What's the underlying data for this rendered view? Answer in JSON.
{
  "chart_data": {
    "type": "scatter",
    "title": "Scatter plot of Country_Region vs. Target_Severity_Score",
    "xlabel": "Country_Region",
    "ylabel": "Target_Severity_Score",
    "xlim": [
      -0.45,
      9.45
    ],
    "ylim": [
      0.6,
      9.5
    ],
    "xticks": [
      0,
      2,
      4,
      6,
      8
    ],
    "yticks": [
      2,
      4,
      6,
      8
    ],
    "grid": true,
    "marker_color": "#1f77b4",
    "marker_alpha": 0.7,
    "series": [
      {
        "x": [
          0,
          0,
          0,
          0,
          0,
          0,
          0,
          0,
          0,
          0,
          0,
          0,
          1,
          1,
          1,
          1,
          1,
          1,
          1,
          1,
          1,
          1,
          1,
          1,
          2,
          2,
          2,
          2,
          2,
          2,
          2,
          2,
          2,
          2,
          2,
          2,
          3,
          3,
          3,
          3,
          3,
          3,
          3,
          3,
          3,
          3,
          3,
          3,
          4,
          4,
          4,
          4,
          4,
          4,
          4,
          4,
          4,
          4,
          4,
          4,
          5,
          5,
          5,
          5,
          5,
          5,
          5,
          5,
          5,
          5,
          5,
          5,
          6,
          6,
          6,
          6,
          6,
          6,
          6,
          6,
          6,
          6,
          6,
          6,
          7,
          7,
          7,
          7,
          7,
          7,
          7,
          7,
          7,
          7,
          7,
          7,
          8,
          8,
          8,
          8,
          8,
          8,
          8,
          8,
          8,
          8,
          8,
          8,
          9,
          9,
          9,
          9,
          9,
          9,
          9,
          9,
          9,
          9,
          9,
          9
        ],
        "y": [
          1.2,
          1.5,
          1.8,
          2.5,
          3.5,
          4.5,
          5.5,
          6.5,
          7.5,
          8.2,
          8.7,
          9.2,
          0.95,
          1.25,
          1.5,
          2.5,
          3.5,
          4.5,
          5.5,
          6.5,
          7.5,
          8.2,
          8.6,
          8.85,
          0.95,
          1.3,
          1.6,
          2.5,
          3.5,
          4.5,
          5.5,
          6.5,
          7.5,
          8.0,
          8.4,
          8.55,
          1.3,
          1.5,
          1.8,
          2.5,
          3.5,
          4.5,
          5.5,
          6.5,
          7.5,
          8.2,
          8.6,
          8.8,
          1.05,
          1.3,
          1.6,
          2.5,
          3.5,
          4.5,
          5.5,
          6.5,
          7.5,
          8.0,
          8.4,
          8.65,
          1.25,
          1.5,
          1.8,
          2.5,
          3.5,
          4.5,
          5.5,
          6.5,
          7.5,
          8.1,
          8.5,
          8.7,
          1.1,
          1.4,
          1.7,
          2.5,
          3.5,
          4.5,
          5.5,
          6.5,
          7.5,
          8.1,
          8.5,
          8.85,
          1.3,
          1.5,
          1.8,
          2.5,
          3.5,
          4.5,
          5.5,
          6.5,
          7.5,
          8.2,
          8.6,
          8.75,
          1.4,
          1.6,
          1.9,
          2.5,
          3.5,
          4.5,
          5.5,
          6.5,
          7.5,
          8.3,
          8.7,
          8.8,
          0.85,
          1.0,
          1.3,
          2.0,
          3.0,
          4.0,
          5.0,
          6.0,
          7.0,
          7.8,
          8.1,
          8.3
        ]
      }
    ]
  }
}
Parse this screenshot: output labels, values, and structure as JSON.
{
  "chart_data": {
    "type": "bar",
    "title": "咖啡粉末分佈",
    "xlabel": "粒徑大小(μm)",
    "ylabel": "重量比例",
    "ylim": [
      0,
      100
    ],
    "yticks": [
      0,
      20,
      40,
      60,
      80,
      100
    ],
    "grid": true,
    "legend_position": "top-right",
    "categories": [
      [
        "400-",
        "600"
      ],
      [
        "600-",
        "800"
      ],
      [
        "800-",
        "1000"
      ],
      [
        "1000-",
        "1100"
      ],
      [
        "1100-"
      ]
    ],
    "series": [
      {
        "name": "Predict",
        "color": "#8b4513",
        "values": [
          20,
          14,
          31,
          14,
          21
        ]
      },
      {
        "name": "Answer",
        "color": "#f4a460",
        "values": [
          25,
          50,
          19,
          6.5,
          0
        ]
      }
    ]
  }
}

※

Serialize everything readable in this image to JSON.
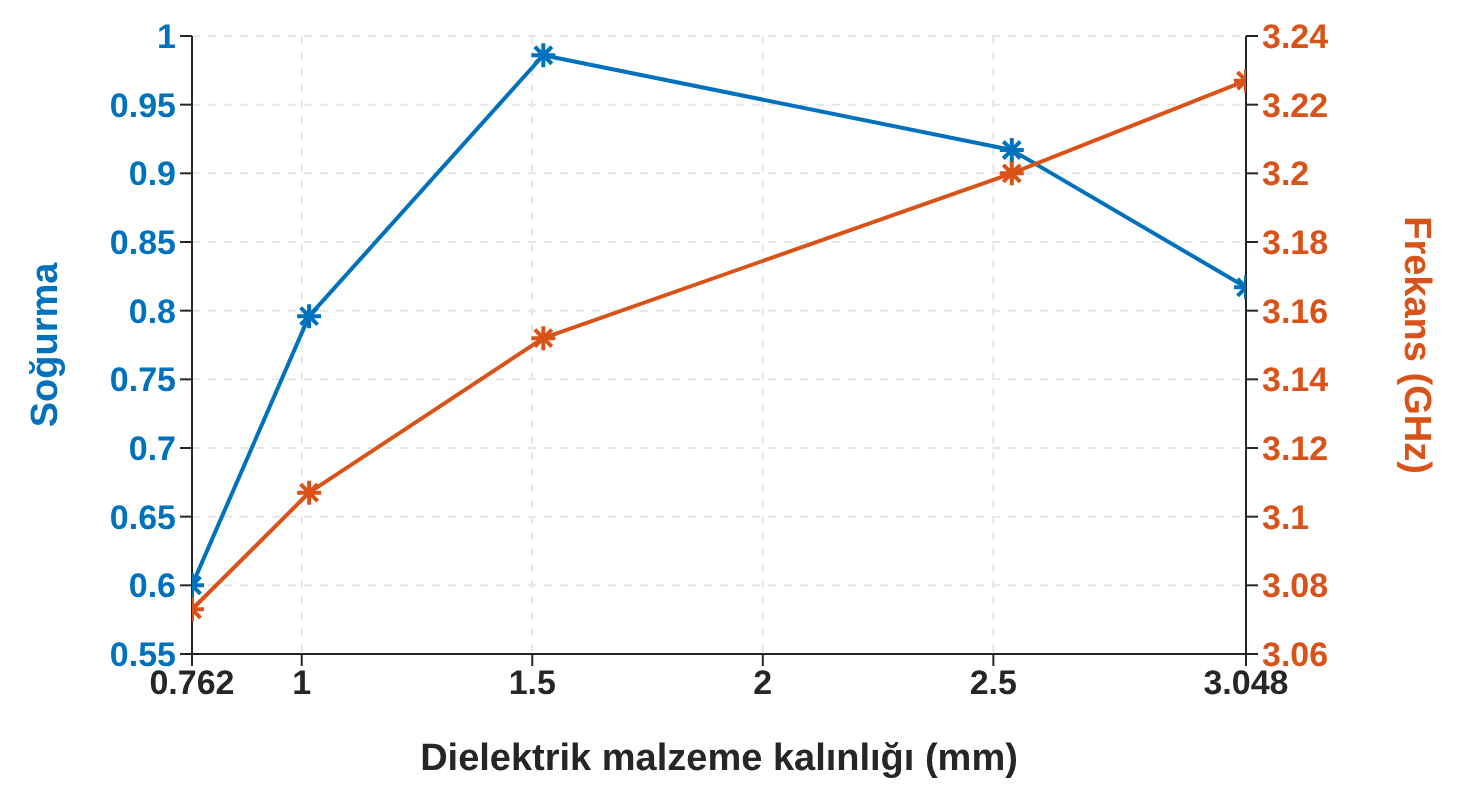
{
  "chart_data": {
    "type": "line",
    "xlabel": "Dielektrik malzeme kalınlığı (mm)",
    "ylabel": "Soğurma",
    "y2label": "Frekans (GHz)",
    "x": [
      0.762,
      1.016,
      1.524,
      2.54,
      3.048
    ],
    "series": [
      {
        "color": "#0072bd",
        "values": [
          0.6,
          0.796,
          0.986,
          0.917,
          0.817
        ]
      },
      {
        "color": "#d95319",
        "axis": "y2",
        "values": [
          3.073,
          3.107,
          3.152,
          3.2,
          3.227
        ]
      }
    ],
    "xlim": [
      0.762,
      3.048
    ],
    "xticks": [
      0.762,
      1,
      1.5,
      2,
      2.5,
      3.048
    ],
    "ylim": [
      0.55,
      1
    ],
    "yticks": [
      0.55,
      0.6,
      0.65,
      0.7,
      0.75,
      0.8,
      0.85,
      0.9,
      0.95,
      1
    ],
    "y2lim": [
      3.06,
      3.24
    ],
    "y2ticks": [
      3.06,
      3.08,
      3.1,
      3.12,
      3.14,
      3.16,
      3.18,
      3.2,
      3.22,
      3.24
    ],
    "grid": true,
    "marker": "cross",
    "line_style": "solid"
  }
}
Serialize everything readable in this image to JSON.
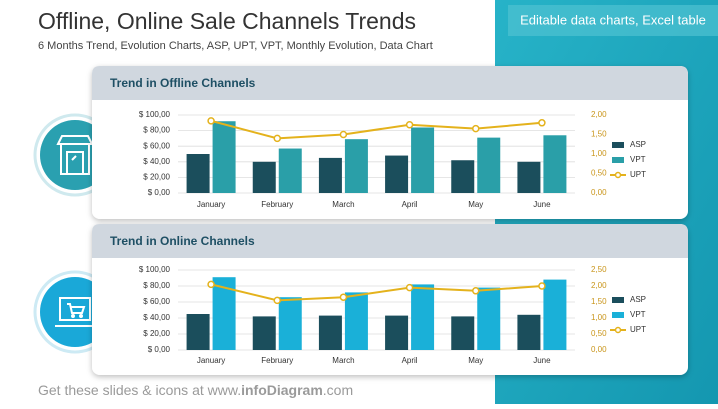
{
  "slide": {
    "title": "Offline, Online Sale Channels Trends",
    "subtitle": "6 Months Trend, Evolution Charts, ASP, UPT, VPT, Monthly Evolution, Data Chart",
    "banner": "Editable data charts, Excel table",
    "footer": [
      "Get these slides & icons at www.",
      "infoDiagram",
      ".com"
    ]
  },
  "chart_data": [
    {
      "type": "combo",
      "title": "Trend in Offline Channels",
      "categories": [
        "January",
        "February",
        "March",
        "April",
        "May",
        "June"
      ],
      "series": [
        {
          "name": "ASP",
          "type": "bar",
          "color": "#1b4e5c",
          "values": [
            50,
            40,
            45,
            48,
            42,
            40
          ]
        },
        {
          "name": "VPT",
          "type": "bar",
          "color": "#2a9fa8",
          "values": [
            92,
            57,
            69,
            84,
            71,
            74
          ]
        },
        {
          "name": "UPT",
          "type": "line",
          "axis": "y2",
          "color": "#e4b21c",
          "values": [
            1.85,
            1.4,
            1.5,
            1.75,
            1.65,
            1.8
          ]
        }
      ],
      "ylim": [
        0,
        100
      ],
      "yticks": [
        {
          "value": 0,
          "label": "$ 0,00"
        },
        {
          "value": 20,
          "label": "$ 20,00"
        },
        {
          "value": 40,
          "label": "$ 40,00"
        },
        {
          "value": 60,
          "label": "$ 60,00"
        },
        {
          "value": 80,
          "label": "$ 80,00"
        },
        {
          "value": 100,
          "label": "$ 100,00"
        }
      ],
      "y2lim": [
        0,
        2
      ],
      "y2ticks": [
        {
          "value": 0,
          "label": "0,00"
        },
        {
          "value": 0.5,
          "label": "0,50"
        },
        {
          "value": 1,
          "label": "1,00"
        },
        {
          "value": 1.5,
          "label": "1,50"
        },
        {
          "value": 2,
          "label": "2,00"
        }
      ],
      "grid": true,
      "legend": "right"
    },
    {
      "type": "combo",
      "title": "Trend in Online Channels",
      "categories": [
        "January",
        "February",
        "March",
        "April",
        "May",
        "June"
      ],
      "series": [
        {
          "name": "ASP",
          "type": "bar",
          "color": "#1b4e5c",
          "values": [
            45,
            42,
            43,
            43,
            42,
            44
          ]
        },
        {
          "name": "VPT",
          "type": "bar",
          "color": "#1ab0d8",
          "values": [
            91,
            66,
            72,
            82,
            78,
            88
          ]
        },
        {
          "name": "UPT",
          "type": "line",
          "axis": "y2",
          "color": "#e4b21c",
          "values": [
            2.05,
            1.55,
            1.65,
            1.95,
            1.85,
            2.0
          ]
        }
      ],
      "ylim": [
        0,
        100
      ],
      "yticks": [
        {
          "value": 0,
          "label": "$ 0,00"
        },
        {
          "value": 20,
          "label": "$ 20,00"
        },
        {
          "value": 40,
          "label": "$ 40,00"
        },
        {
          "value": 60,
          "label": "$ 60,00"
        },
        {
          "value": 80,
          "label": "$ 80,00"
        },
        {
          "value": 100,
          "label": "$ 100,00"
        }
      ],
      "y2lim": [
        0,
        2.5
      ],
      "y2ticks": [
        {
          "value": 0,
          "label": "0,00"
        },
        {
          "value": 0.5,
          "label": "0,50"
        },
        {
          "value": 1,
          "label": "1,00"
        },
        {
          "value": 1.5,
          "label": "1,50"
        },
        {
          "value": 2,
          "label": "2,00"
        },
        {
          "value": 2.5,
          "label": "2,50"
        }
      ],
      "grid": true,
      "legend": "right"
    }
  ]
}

※

Stated problem: From the records given above, copy all lines containing "Offline".

Task solution:
    "title": "Offline, Online Sale Channels Trends",
      "title": "Trend in Offline Channels",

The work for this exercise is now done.